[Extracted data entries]
====================

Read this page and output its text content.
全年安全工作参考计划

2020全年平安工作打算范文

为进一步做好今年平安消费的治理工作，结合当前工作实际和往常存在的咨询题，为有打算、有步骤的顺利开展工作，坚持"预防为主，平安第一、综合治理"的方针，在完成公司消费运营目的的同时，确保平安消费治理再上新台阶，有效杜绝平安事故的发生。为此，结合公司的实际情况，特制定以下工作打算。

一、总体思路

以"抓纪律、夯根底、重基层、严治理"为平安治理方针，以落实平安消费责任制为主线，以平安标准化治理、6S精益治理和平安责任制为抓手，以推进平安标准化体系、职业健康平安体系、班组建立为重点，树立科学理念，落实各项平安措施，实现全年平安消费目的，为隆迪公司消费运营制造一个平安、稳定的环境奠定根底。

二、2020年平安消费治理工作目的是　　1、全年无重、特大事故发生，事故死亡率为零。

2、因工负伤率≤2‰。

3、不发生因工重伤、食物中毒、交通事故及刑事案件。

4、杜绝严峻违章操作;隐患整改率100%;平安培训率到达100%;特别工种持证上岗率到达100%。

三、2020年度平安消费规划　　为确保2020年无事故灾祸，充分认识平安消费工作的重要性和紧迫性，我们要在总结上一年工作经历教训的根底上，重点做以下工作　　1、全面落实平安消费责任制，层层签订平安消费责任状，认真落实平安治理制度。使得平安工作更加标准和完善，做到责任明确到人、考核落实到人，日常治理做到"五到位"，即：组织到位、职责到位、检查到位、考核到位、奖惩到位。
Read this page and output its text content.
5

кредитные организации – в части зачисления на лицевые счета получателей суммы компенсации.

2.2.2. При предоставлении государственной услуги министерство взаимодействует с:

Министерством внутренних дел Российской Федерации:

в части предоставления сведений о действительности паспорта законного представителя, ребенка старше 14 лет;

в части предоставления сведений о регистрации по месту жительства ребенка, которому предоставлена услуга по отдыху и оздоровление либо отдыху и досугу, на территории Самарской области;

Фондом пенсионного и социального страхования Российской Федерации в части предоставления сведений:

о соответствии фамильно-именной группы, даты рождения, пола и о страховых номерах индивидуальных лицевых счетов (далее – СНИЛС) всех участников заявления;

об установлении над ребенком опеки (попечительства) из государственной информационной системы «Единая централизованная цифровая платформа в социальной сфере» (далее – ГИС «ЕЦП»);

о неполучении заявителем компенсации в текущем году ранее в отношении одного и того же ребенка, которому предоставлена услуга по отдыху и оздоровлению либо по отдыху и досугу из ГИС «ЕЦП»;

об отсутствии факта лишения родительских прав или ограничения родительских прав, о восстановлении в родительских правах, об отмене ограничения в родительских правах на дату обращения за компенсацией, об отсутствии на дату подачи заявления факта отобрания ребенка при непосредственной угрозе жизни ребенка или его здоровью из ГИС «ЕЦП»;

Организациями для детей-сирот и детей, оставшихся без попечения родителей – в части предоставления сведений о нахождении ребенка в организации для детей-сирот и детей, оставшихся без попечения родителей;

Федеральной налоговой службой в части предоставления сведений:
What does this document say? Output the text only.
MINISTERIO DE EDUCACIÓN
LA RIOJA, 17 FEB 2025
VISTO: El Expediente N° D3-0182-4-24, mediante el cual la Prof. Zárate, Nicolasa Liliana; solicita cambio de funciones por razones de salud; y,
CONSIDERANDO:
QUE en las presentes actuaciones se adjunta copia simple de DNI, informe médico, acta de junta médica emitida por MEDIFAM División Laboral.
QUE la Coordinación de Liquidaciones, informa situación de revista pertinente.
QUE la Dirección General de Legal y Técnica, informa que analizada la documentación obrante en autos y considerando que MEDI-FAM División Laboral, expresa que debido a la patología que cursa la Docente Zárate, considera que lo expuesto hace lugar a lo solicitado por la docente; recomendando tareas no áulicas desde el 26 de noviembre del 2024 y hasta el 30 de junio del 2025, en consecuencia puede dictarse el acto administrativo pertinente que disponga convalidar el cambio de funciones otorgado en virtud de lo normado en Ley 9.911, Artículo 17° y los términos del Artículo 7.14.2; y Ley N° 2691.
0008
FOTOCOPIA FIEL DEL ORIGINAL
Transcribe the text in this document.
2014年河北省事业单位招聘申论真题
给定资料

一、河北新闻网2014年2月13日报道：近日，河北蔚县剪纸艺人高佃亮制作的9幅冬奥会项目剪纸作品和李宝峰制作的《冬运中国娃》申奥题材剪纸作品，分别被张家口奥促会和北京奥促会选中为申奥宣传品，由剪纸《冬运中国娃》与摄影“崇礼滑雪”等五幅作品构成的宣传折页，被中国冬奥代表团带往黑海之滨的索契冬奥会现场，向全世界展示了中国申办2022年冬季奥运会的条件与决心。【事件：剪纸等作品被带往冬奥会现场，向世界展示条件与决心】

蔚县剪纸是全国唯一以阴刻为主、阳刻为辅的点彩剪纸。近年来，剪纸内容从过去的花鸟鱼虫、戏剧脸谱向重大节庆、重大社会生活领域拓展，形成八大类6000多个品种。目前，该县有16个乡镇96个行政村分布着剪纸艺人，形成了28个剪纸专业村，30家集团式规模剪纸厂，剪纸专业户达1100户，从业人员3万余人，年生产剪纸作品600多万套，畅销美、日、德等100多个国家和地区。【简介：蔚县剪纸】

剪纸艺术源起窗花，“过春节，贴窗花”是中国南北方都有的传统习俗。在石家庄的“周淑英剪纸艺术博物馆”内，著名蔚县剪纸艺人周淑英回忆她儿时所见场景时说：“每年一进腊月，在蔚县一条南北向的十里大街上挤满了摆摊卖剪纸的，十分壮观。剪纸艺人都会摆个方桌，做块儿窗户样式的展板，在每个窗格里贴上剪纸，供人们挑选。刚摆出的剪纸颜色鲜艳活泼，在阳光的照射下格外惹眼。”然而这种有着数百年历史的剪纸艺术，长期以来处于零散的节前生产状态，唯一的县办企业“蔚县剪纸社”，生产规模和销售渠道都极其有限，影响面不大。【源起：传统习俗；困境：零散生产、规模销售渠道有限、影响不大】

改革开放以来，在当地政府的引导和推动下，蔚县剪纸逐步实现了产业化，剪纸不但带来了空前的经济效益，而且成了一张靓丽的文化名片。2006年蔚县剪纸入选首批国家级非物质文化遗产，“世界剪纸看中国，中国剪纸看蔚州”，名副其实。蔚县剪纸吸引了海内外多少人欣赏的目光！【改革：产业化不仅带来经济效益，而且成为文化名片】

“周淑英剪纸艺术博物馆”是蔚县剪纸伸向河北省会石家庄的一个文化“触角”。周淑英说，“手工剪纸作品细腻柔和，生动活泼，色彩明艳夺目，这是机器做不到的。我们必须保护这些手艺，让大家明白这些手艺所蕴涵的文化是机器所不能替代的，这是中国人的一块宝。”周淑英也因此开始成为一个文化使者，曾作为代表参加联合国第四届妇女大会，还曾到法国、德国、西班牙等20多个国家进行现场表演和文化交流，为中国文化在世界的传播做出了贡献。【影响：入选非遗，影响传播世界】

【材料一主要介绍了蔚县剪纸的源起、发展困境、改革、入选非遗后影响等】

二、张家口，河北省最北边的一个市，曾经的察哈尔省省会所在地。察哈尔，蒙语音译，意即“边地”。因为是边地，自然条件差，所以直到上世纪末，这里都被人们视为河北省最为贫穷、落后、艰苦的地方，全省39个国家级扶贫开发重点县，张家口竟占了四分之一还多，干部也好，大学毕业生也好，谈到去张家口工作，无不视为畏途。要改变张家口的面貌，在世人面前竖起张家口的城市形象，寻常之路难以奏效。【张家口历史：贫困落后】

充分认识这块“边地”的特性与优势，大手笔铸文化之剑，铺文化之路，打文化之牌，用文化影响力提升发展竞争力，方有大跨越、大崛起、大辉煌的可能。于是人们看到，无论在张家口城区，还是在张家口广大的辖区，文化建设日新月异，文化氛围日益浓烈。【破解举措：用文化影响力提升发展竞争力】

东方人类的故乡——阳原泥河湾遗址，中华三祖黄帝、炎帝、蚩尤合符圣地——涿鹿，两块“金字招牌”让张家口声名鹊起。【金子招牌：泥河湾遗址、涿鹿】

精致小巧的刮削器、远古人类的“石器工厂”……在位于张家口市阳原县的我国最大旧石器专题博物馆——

====================

_What you should do_
Extract every line containing the string "досугу" from the material.

_Written answer_
в части предоставления сведений о регистрации по месту жительства ребенка, которому предоставлена услуга по отдыху и оздоровление либо отдыху и досугу, на территории Самарской области;
о неполучении заявителем компенсации в текущем году ранее в отношении одного и того же ребенка, которому предоставлена услуга по отдыху и оздоровлению либо по отдыху и досугу из ГИС «ЕЦП»;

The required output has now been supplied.